▽
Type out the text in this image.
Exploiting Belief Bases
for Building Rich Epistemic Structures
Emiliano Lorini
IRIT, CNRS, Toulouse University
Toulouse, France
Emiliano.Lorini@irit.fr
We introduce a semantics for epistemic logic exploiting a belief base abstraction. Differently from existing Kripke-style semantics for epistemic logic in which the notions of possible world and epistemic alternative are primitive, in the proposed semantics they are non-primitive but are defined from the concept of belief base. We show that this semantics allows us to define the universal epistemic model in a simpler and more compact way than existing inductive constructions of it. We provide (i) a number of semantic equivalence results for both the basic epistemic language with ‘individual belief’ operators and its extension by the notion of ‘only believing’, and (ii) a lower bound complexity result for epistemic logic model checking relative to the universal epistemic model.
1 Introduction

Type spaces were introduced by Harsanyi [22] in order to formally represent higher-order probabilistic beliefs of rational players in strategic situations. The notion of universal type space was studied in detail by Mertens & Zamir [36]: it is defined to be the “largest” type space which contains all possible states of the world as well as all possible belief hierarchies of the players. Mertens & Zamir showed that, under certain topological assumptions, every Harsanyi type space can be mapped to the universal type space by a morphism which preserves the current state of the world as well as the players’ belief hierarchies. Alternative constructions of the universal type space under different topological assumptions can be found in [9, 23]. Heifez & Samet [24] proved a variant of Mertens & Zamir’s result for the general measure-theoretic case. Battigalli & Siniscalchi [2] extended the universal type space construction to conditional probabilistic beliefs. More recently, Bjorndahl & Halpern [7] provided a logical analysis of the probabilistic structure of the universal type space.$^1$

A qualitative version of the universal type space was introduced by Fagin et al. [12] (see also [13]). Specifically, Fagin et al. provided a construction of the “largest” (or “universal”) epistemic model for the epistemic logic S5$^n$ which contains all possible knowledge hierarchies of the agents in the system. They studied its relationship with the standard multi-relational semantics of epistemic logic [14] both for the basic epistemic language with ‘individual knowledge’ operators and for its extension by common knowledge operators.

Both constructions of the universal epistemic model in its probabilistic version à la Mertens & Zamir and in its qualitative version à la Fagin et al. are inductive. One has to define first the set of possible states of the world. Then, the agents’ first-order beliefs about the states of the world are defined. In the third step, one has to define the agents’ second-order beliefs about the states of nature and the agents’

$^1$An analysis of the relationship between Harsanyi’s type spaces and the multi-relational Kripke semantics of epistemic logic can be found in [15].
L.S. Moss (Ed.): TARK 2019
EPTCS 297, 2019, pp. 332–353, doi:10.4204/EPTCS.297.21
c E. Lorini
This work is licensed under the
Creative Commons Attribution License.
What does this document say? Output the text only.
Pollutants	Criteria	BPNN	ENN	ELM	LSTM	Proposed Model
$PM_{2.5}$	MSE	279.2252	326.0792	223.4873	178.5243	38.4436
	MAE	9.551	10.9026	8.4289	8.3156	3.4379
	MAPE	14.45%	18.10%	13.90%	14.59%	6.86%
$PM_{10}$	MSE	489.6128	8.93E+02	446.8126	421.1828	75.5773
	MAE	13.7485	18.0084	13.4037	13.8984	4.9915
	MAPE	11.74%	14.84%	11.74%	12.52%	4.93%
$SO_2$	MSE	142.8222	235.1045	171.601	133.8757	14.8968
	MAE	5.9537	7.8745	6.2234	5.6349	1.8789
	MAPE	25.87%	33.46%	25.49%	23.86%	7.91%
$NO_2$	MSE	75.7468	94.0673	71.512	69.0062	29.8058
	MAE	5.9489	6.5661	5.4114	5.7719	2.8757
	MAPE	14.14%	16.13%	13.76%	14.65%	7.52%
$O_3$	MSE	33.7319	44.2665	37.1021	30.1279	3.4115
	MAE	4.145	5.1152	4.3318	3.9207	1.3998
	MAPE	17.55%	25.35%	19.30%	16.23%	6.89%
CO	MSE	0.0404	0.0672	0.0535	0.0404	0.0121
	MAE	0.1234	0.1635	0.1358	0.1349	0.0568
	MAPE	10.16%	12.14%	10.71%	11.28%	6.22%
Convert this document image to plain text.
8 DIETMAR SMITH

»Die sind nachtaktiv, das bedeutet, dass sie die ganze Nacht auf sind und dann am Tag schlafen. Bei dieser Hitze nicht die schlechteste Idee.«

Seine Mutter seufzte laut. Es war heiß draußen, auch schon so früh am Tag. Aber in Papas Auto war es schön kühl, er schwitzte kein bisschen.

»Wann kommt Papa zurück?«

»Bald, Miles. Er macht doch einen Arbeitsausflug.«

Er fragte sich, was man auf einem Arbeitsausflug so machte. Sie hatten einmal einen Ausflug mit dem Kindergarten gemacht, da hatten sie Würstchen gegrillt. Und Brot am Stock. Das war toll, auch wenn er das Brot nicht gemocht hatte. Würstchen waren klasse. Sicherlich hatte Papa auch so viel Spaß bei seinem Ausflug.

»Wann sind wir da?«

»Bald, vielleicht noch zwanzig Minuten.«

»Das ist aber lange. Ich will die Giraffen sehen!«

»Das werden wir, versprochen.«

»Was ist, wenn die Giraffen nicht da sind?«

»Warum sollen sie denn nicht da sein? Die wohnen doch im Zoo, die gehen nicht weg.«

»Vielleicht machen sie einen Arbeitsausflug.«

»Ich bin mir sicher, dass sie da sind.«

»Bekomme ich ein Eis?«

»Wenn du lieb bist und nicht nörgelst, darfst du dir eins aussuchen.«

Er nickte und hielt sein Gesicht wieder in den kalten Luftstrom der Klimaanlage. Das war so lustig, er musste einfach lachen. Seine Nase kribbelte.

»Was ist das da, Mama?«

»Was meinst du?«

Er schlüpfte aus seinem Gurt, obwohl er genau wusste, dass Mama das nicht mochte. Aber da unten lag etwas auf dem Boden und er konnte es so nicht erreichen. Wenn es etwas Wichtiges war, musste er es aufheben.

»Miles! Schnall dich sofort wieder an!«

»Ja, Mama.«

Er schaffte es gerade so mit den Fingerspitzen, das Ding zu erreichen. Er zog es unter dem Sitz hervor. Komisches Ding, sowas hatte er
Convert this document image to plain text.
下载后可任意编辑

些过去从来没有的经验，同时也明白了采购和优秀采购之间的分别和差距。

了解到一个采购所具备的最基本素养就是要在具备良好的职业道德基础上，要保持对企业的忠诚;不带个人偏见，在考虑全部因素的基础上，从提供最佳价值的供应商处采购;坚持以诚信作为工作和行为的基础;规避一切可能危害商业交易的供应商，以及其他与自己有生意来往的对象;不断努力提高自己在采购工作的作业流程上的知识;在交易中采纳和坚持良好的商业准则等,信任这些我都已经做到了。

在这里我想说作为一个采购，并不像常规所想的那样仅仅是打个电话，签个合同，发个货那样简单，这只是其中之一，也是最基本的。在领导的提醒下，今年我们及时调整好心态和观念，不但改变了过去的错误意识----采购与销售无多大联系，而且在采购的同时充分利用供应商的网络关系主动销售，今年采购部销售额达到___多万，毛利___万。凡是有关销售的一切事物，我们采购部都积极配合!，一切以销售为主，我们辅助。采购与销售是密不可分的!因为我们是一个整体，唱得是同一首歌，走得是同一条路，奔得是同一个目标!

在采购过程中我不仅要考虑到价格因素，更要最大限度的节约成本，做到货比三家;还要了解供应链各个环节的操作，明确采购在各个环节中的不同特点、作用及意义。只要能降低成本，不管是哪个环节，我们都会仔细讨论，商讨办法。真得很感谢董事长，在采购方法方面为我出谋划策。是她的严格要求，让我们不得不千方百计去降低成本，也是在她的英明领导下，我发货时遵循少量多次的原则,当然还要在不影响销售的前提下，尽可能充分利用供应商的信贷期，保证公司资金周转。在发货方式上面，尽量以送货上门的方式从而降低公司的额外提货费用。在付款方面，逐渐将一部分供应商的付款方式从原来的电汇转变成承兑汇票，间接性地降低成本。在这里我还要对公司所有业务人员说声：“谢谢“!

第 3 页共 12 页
△
* [What is asked]:
Write out all records exactly, keeping every detail.

* [Expected answer]:
Type out the text in this image.
Exploiting Belief Bases
for Building Rich Epistemic Structures
Emiliano Lorini
IRIT, CNRS, Toulouse University
Toulouse, France
Emiliano.Lorini@irit.fr
We introduce a semantics for epistemic logic exploiting a belief base abstraction. Differently from existing Kripke-style semantics for epistemic logic in which the notions of possible world and epistemic alternative are primitive, in the proposed semantics they are non-primitive but are defined from the concept of belief base. We show that this semantics allows us to define the universal epistemic model in a simpler and more compact way than existing inductive constructions of it. We provide (i) a number of semantic equivalence results for both the basic epistemic language with ‘individual belief’ operators and its extension by the notion of ‘only believing’, and (ii) a lower bound complexity result for epistemic logic model checking relative to the universal epistemic model.
1 Introduction

Type spaces were introduced by Harsanyi [22] in order to formally represent higher-order probabilistic beliefs of rational players in strategic situations. The notion of universal type space was studied in detail by Mertens & Zamir [36]: it is defined to be the “largest” type space which contains all possible states of the world as well as all possible belief hierarchies of the players. Mertens & Zamir showed that, under certain topological assumptions, every Harsanyi type space can be mapped to the universal type space by a morphism which preserves the current state of the world as well as the players’ belief hierarchies. Alternative constructions of the universal type space under different topological assumptions can be found in [9, 23]. Heifez & Samet [24] proved a variant of Mertens & Zamir’s result for the general measure-theoretic case. Battigalli & Siniscalchi [2] extended the universal type space construction to conditional probabilistic beliefs. More recently, Bjorndahl & Halpern [7] provided a logical analysis of the probabilistic structure of the universal type space.$^1$

A qualitative version of the universal type space was introduced by Fagin et al. [12] (see also [13]). Specifically, Fagin et al. provided a construction of the “largest” (or “universal”) epistemic model for the epistemic logic S5$^n$ which contains all possible knowledge hierarchies of the agents in the system. They studied its relationship with the standard multi-relational semantics of epistemic logic [14] both for the basic epistemic language with ‘individual knowledge’ operators and for its extension by common knowledge operators.

Both constructions of the universal epistemic model in its probabilistic version à la Mertens & Zamir and in its qualitative version à la Fagin et al. are inductive. One has to define first the set of possible states of the world. Then, the agents’ first-order beliefs about the states of the world are defined. In the third step, one has to define the agents’ second-order beliefs about the states of nature and the agents’

$^1$An analysis of the relationship between Harsanyi’s type spaces and the multi-relational Kripke semantics of epistemic logic can be found in [15].
L.S. Moss (Ed.): TARK 2019
EPTCS 297, 2019, pp. 332–353, doi:10.4204/EPTCS.297.21
c E. Lorini
This work is licensed under the
Creative Commons Attribution License.
What does this document say? Output the text only.
Pollutants	Criteria	BPNN	ENN	ELM	LSTM	Proposed Model
$PM_{2.5}$	MSE	279.2252	326.0792	223.4873	178.5243	38.4436
	MAE	9.551	10.9026	8.4289	8.3156	3.4379
	MAPE	14.45%	18.10%	13.90%	14.59%	6.86%
$PM_{10}$	MSE	489.6128	8.93E+02	446.8126	421.1828	75.5773
	MAE	13.7485	18.0084	13.4037	13.8984	4.9915
	MAPE	11.74%	14.84%	11.74%	12.52%	4.93%
$SO_2$	MSE	142.8222	235.1045	171.601	133.8757	14.8968
	MAE	5.9537	7.8745	6.2234	5.6349	1.8789
	MAPE	25.87%	33.46%	25.49%	23.86%	7.91%
$NO_2$	MSE	75.7468	94.0673	71.512	69.0062	29.8058
	MAE	5.9489	6.5661	5.4114	5.7719	2.8757
	MAPE	14.14%	16.13%	13.76%	14.65%	7.52%
$O_3$	MSE	33.7319	44.2665	37.1021	30.1279	3.4115
	MAE	4.145	5.1152	4.3318	3.9207	1.3998
	MAPE	17.55%	25.35%	19.30%	16.23%	6.89%
CO	MSE	0.0404	0.0672	0.0535	0.0404	0.0121
	MAE	0.1234	0.1635	0.1358	0.1349	0.0568
	MAPE	10.16%	12.14%	10.71%	11.28%	6.22%
Convert this document image to plain text.
8 DIETMAR SMITH

»Die sind nachtaktiv, das bedeutet, dass sie die ganze Nacht auf sind und dann am Tag schlafen. Bei dieser Hitze nicht die schlechteste Idee.«

Seine Mutter seufzte laut. Es war heiß draußen, auch schon so früh am Tag. Aber in Papas Auto war es schön kühl, er schwitzte kein bisschen.

»Wann kommt Papa zurück?«

»Bald, Miles. Er macht doch einen Arbeitsausflug.«

Er fragte sich, was man auf einem Arbeitsausflug so machte. Sie hatten einmal einen Ausflug mit dem Kindergarten gemacht, da hatten sie Würstchen gegrillt. Und Brot am Stock. Das war toll, auch wenn er das Brot nicht gemocht hatte. Würstchen waren klasse. Sicherlich hatte Papa auch so viel Spaß bei seinem Ausflug.

»Wann sind wir da?«

»Bald, vielleicht noch zwanzig Minuten.«

»Das ist aber lange. Ich will die Giraffen sehen!«

»Das werden wir, versprochen.«

»Was ist, wenn die Giraffen nicht da sind?«

»Warum sollen sie denn nicht da sein? Die wohnen doch im Zoo, die gehen nicht weg.«

»Vielleicht machen sie einen Arbeitsausflug.«

»Ich bin mir sicher, dass sie da sind.«

»Bekomme ich ein Eis?«

»Wenn du lieb bist und nicht nörgelst, darfst du dir eins aussuchen.«

Er nickte und hielt sein Gesicht wieder in den kalten Luftstrom der Klimaanlage. Das war so lustig, er musste einfach lachen. Seine Nase kribbelte.

»Was ist das da, Mama?«

»Was meinst du?«

Er schlüpfte aus seinem Gurt, obwohl er genau wusste, dass Mama das nicht mochte. Aber da unten lag etwas auf dem Boden und er konnte es so nicht erreichen. Wenn es etwas Wichtiges war, musste er es aufheben.

»Miles! Schnall dich sofort wieder an!«

»Ja, Mama.«

Er schaffte es gerade so mit den Fingerspitzen, das Ding zu erreichen. Er zog es unter dem Sitz hervor. Komisches Ding, sowas hatte er
Convert this document image to plain text.
下载后可任意编辑

些过去从来没有的经验，同时也明白了采购和优秀采购之间的分别和差距。

了解到一个采购所具备的最基本素养就是要在具备良好的职业道德基础上，要保持对企业的忠诚;不带个人偏见，在考虑全部因素的基础上，从提供最佳价值的供应商处采购;坚持以诚信作为工作和行为的基础;规避一切可能危害商业交易的供应商，以及其他与自己有生意来往的对象;不断努力提高自己在采购工作的作业流程上的知识;在交易中采纳和坚持良好的商业准则等,信任这些我都已经做到了。

在这里我想说作为一个采购，并不像常规所想的那样仅仅是打个电话，签个合同，发个货那样简单，这只是其中之一，也是最基本的。在领导的提醒下，今年我们及时调整好心态和观念，不但改变了过去的错误意识----采购与销售无多大联系，而且在采购的同时充分利用供应商的网络关系主动销售，今年采购部销售额达到___多万，毛利___万。凡是有关销售的一切事物，我们采购部都积极配合!，一切以销售为主，我们辅助。采购与销售是密不可分的!因为我们是一个整体，唱得是同一首歌，走得是同一条路，奔得是同一个目标!

在采购过程中我不仅要考虑到价格因素，更要最大限度的节约成本，做到货比三家;还要了解供应链各个环节的操作，明确采购在各个环节中的不同特点、作用及意义。只要能降低成本，不管是哪个环节，我们都会仔细讨论，商讨办法。真得很感谢董事长，在采购方法方面为我出谋划策。是她的严格要求，让我们不得不千方百计去降低成本，也是在她的英明领导下，我发货时遵循少量多次的原则,当然还要在不影响销售的前提下，尽可能充分利用供应商的信贷期，保证公司资金周转。在发货方式上面，尽量以送货上门的方式从而降低公司的额外提货费用。在付款方面，逐渐将一部分供应商的付款方式从原来的电汇转变成承兑汇票，间接性地降低成本。在这里我还要对公司所有业务人员说声：“谢谢“!

第 3 页共 12 页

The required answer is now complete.